(Stored data)

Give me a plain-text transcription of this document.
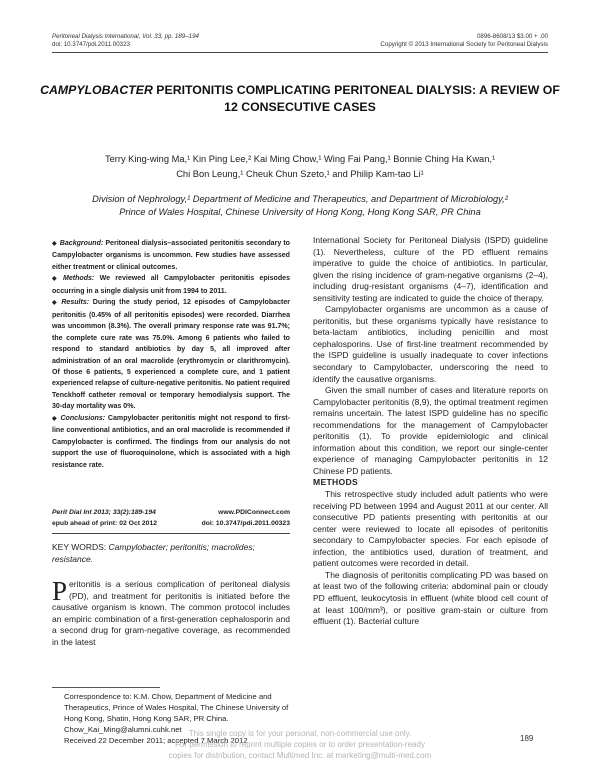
Peritoneal Dialysis International, Vol. 33, pp. 189–194
doi: 10.3747/pdi.2011.00323
0896-8608/13 $3.00 + .00
Copyright © 2013 International Society for Peritoneal Dialysis
CAMPYLOBACTER PERITONITIS COMPLICATING PERITONEAL DIALYSIS: A REVIEW OF
12 CONSECUTIVE CASES
Terry King-wing Ma,¹ Kin Ping Lee,² Kai Ming Chow,¹ Wing Fai Pang,¹ Bonnie Ching Ha Kwan,¹
Chi Bon Leung,¹ Cheuk Chun Szeto,¹ and Philip Kam-tao Li¹
Division of Nephrology,¹ Department of Medicine and Therapeutics, and Department of Microbiology,²
Prince of Wales Hospital, Chinese University of Hong Kong, Hong Kong SAR, PR China

◆ Background: Peritoneal dialysis–associated peritonitis secondary to Campylobacter organisms is uncommon. Few studies have assessed either treatment or clinical outcomes.

◆ Methods: We reviewed all Campylobacter peritonitis episodes occurring in a single dialysis unit from 1994 to 2011.

◆ Results: During the study period, 12 episodes of Campylobacter peritonitis (0.45% of all peritonitis episodes) were recorded. Diarrhea was uncommon (8.3%). The overall primary response rate was 91.7%; the complete cure rate was 75.0%. Among 6 patients who failed to respond to standard antibiotics by day 5, all improved after administration of an oral macrolide (erythromycin or clarithromycin). Of those 6 patients, 5 experienced a complete cure, and 1 patient experienced relapse of culture-negative peritonitis. No patient required Tenckhoff catheter removal or temporary hemodialysis support. The 30-day mortality was 0%.

◆ Conclusions: Campylobacter peritonitis might not respond to first-line conventional antibiotics, and an oral macrolide is recommended if Campylobacter is confirmed. The findings from our analysis do not support the use of fluoroquinolone, which is associated with a high resistance rate.

Perit Dial Int 2013; 33(2):189-194	www.PDIConnect.com
epub ahead of print: 02 Oct 2012	doi: 10.3747/pdi.2011.00323
KEY WORDS: Campylobacter; peritonitis; macrolides; resistance.
Peritonitis is a serious complication of peritoneal dialysis (PD), and treatment for peritonitis is initiated before the causative organism is known. The common protocol includes an empiric combination of a first-generation cephalosporin and a second drug for gram-negative coverage, as recommended in the latest

Correspondence to: K.M. Chow, Department of Medicine and Therapeutics, Prince of Wales Hospital, The Chinese University of Hong Kong, Shatin, Hong Kong SAR, PR China.

Chow_Kai_Ming@alumni.cuhk.net

Received 22 December 2011; accepted 7 March 2012

International Society for Peritoneal Dialysis (ISPD) guideline (1). Nevertheless, culture of the PD effluent remains imperative to guide the choice of antibiotics. In particular, given the rising incidence of gram-negative organisms (2–4), including drug-resistant organisms (4–7), identification and sensitivity testing are indicated to guide the choice of therapy.

Campylobacter organisms are uncommon as a cause of peritonitis, but these organisms typically have resistance to beta-lactam antibiotics, including penicillin and most cephalosporins. Use of first-line treatment recommended by the ISPD guideline is usually inadequate to cover infections secondary to Campylobacter, underscoring the need to identify the causative organisms.

Given the small number of cases and literature reports on Campylobacter peritonitis (8,9), the optimal treatment regimen remains uncertain. The latest ISPD guideline has no specific recommendations for the management of Campylobacter peritonitis (1). To provide epidemiologic and clinical information about this condition, we report our single-center experience of managing Campylobacter peritonitis in 12 Chinese PD patients.

METHODS

This retrospective study included adult patients who were receiving PD between 1994 and August 2011 at our center. All consecutive PD patients presenting with peritonitis at our center were reviewed to locate all episodes of peritonitis secondary to Campylobacter species. For each episode of infection, the antibiotics used, duration of treatment, and patient outcomes were recorded in detail.

The diagnosis of peritonitis complicating PD was based on at least two of the following criteria: abdominal pain or cloudy PD effluent, leukocytosis in effluent (white blood cell count of at least 100/mm³), or positive gram-stain or culture from effluent (1). Bacterial culture

This single copy is for your personal, non-commercial use only.
For permission to reprint multiple copies or to order presentation-ready
copies for distribution, contact Multimed Inc. at marketing@multi-med.com
189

(End Stored data)

Exercise brief:
Once the pictures are removed, copy the listing exactly.

Result of the exercise:
Give me a plain-text transcription of this document.
Peritoneal Dialysis International, Vol. 33, pp. 189–194
doi: 10.3747/pdi.2011.00323
0896-8608/13 $3.00 + .00
Copyright © 2013 International Society for Peritoneal Dialysis
CAMPYLOBACTER PERITONITIS COMPLICATING PERITONEAL DIALYSIS: A REVIEW OF
12 CONSECUTIVE CASES
Terry King-wing Ma,¹ Kin Ping Lee,² Kai Ming Chow,¹ Wing Fai Pang,¹ Bonnie Ching Ha Kwan,¹
Chi Bon Leung,¹ Cheuk Chun Szeto,¹ and Philip Kam-tao Li¹
Division of Nephrology,¹ Department of Medicine and Therapeutics, and Department of Microbiology,²
Prince of Wales Hospital, Chinese University of Hong Kong, Hong Kong SAR, PR China

◆ Background: Peritoneal dialysis–associated peritonitis secondary to Campylobacter organisms is uncommon. Few studies have assessed either treatment or clinical outcomes.

◆ Methods: We reviewed all Campylobacter peritonitis episodes occurring in a single dialysis unit from 1994 to 2011.

◆ Results: During the study period, 12 episodes of Campylobacter peritonitis (0.45% of all peritonitis episodes) were recorded. Diarrhea was uncommon (8.3%). The overall primary response rate was 91.7%; the complete cure rate was 75.0%. Among 6 patients who failed to respond to standard antibiotics by day 5, all improved after administration of an oral macrolide (erythromycin or clarithromycin). Of those 6 patients, 5 experienced a complete cure, and 1 patient experienced relapse of culture-negative peritonitis. No patient required Tenckhoff catheter removal or temporary hemodialysis support. The 30-day mortality was 0%.

◆ Conclusions: Campylobacter peritonitis might not respond to first-line conventional antibiotics, and an oral macrolide is recommended if Campylobacter is confirmed. The findings from our analysis do not support the use of fluoroquinolone, which is associated with a high resistance rate.

Perit Dial Int 2013; 33(2):189-194	www.PDIConnect.com
epub ahead of print: 02 Oct 2012	doi: 10.3747/pdi.2011.00323
KEY WORDS: Campylobacter; peritonitis; macrolides; resistance.
Peritonitis is a serious complication of peritoneal dialysis (PD), and treatment for peritonitis is initiated before the causative organism is known. The common protocol includes an empiric combination of a first-generation cephalosporin and a second drug for gram-negative coverage, as recommended in the latest

Correspondence to: K.M. Chow, Department of Medicine and Therapeutics, Prince of Wales Hospital, The Chinese University of Hong Kong, Shatin, Hong Kong SAR, PR China.

Chow_Kai_Ming@alumni.cuhk.net

Received 22 December 2011; accepted 7 March 2012

International Society for Peritoneal Dialysis (ISPD) guideline (1). Nevertheless, culture of the PD effluent remains imperative to guide the choice of antibiotics. In particular, given the rising incidence of gram-negative organisms (2–4), including drug-resistant organisms (4–7), identification and sensitivity testing are indicated to guide the choice of therapy.

Campylobacter organisms are uncommon as a cause of peritonitis, but these organisms typically have resistance to beta-lactam antibiotics, including penicillin and most cephalosporins. Use of first-line treatment recommended by the ISPD guideline is usually inadequate to cover infections secondary to Campylobacter, underscoring the need to identify the causative organisms.

Given the small number of cases and literature reports on Campylobacter peritonitis (8,9), the optimal treatment regimen remains uncertain. The latest ISPD guideline has no specific recommendations for the management of Campylobacter peritonitis (1). To provide epidemiologic and clinical information about this condition, we report our single-center experience of managing Campylobacter peritonitis in 12 Chinese PD patients.

METHODS

This retrospective study included adult patients who were receiving PD between 1994 and August 2011 at our center. All consecutive PD patients presenting with peritonitis at our center were reviewed to locate all episodes of peritonitis secondary to Campylobacter species. For each episode of infection, the antibiotics used, duration of treatment, and patient outcomes were recorded in detail.

The diagnosis of peritonitis complicating PD was based on at least two of the following criteria: abdominal pain or cloudy PD effluent, leukocytosis in effluent (white blood cell count of at least 100/mm³), or positive gram-stain or culture from effluent (1). Bacterial culture

This single copy is for your personal, non-commercial use only.
For permission to reprint multiple copies or to order presentation-ready
copies for distribution, contact Multimed Inc. at marketing@multi-med.com
189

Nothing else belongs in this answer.